(Dataset listings of figures)
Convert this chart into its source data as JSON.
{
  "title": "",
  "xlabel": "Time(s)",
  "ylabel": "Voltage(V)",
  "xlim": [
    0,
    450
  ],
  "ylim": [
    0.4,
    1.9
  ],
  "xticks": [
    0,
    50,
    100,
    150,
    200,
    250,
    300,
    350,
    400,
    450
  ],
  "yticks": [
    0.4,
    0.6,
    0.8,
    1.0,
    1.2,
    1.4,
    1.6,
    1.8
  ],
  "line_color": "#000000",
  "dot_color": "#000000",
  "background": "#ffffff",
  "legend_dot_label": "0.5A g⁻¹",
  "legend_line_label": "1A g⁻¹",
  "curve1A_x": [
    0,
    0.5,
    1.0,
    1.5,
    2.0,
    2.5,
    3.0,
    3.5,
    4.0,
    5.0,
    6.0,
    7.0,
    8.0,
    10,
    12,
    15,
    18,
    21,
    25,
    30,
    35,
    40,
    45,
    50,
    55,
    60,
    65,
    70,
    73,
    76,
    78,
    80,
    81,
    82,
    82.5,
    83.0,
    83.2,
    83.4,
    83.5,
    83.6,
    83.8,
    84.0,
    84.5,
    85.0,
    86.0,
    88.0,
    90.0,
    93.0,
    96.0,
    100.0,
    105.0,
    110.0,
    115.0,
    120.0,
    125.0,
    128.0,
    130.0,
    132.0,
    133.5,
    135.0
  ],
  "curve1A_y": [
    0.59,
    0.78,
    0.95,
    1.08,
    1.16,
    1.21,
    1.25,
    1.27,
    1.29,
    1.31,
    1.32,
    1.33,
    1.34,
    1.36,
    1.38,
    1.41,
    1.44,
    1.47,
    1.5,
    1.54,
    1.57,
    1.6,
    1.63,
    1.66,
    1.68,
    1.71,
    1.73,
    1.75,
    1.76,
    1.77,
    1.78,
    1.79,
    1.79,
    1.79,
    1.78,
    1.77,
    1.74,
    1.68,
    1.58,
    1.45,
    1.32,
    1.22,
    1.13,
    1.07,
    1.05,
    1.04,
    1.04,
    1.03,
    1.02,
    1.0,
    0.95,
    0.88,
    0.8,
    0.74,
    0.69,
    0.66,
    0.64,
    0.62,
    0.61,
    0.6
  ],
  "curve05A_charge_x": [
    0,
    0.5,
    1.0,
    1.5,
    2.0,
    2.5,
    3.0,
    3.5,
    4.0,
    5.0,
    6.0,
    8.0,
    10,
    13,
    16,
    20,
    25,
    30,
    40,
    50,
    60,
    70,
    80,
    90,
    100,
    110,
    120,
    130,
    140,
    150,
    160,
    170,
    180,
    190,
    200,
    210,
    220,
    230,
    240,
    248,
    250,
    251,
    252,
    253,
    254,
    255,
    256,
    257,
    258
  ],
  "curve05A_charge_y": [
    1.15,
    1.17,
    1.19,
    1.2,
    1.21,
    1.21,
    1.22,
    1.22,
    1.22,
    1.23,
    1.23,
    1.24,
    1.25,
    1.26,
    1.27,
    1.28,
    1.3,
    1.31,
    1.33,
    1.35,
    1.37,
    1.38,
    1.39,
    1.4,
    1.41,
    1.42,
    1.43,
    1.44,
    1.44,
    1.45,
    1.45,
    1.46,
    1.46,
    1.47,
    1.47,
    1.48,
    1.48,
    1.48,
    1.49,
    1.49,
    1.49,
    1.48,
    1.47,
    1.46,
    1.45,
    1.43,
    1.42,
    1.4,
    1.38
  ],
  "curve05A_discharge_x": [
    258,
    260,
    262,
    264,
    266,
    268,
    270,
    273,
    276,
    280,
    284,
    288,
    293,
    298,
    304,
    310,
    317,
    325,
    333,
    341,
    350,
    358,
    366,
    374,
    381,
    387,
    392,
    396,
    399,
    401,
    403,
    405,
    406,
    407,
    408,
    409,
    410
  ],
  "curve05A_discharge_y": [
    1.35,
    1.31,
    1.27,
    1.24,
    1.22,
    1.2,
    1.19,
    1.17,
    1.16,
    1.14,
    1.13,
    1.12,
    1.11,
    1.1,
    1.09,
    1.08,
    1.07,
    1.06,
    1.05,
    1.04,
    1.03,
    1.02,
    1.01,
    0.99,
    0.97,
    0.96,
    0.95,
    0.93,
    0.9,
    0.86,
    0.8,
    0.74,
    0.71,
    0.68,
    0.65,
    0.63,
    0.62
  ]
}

■ Task instructions:
Take the entries and copy them out exactly.

■ Solution to the problem:
Convert this chart into its source data as JSON.
{
  "title": "",
  "xlabel": "Time(s)",
  "ylabel": "Voltage(V)",
  "xlim": [
    0,
    450
  ],
  "ylim": [
    0.4,
    1.9
  ],
  "xticks": [
    0,
    50,
    100,
    150,
    200,
    250,
    300,
    350,
    400,
    450
  ],
  "yticks": [
    0.4,
    0.6,
    0.8,
    1.0,
    1.2,
    1.4,
    1.6,
    1.8
  ],
  "line_color": "#000000",
  "dot_color": "#000000",
  "background": "#ffffff",
  "legend_dot_label": "0.5A g⁻¹",
  "legend_line_label": "1A g⁻¹",
  "curve1A_x": [
    0,
    0.5,
    1.0,
    1.5,
    2.0,
    2.5,
    3.0,
    3.5,
    4.0,
    5.0,
    6.0,
    7.0,
    8.0,
    10,
    12,
    15,
    18,
    21,
    25,
    30,
    35,
    40,
    45,
    50,
    55,
    60,
    65,
    70,
    73,
    76,
    78,
    80,
    81,
    82,
    82.5,
    83.0,
    83.2,
    83.4,
    83.5,
    83.6,
    83.8,
    84.0,
    84.5,
    85.0,
    86.0,
    88.0,
    90.0,
    93.0,
    96.0,
    100.0,
    105.0,
    110.0,
    115.0,
    120.0,
    125.0,
    128.0,
    130.0,
    132.0,
    133.5,
    135.0
  ],
  "curve1A_y": [
    0.59,
    0.78,
    0.95,
    1.08,
    1.16,
    1.21,
    1.25,
    1.27,
    1.29,
    1.31,
    1.32,
    1.33,
    1.34,
    1.36,
    1.38,
    1.41,
    1.44,
    1.47,
    1.5,
    1.54,
    1.57,
    1.6,
    1.63,
    1.66,
    1.68,
    1.71,
    1.73,
    1.75,
    1.76,
    1.77,
    1.78,
    1.79,
    1.79,
    1.79,
    1.78,
    1.77,
    1.74,
    1.68,
    1.58,
    1.45,
    1.32,
    1.22,
    1.13,
    1.07,
    1.05,
    1.04,
    1.04,
    1.03,
    1.02,
    1.0,
    0.95,
    0.88,
    0.8,
    0.74,
    0.69,
    0.66,
    0.64,
    0.62,
    0.61,
    0.6
  ],
  "curve05A_charge_x": [
    0,
    0.5,
    1.0,
    1.5,
    2.0,
    2.5,
    3.0,
    3.5,
    4.0,
    5.0,
    6.0,
    8.0,
    10,
    13,
    16,
    20,
    25,
    30,
    40,
    50,
    60,
    70,
    80,
    90,
    100,
    110,
    120,
    130,
    140,
    150,
    160,
    170,
    180,
    190,
    200,
    210,
    220,
    230,
    240,
    248,
    250,
    251,
    252,
    253,
    254,
    255,
    256,
    257,
    258
  ],
  "curve05A_charge_y": [
    1.15,
    1.17,
    1.19,
    1.2,
    1.21,
    1.21,
    1.22,
    1.22,
    1.22,
    1.23,
    1.23,
    1.24,
    1.25,
    1.26,
    1.27,
    1.28,
    1.3,
    1.31,
    1.33,
    1.35,
    1.37,
    1.38,
    1.39,
    1.4,
    1.41,
    1.42,
    1.43,
    1.44,
    1.44,
    1.45,
    1.45,
    1.46,
    1.46,
    1.47,
    1.47,
    1.48,
    1.48,
    1.48,
    1.49,
    1.49,
    1.49,
    1.48,
    1.47,
    1.46,
    1.45,
    1.43,
    1.42,
    1.4,
    1.38
  ],
  "curve05A_discharge_x": [
    258,
    260,
    262,
    264,
    266,
    268,
    270,
    273,
    276,
    280,
    284,
    288,
    293,
    298,
    304,
    310,
    317,
    325,
    333,
    341,
    350,
    358,
    366,
    374,
    381,
    387,
    392,
    396,
    399,
    401,
    403,
    405,
    406,
    407,
    408,
    409,
    410
  ],
  "curve05A_discharge_y": [
    1.35,
    1.31,
    1.27,
    1.24,
    1.22,
    1.2,
    1.19,
    1.17,
    1.16,
    1.14,
    1.13,
    1.12,
    1.11,
    1.1,
    1.09,
    1.08,
    1.07,
    1.06,
    1.05,
    1.04,
    1.03,
    1.02,
    1.01,
    0.99,
    0.97,
    0.96,
    0.95,
    0.93,
    0.9,
    0.86,
    0.8,
    0.74,
    0.71,
    0.68,
    0.65,
    0.63,
    0.62
  ]
}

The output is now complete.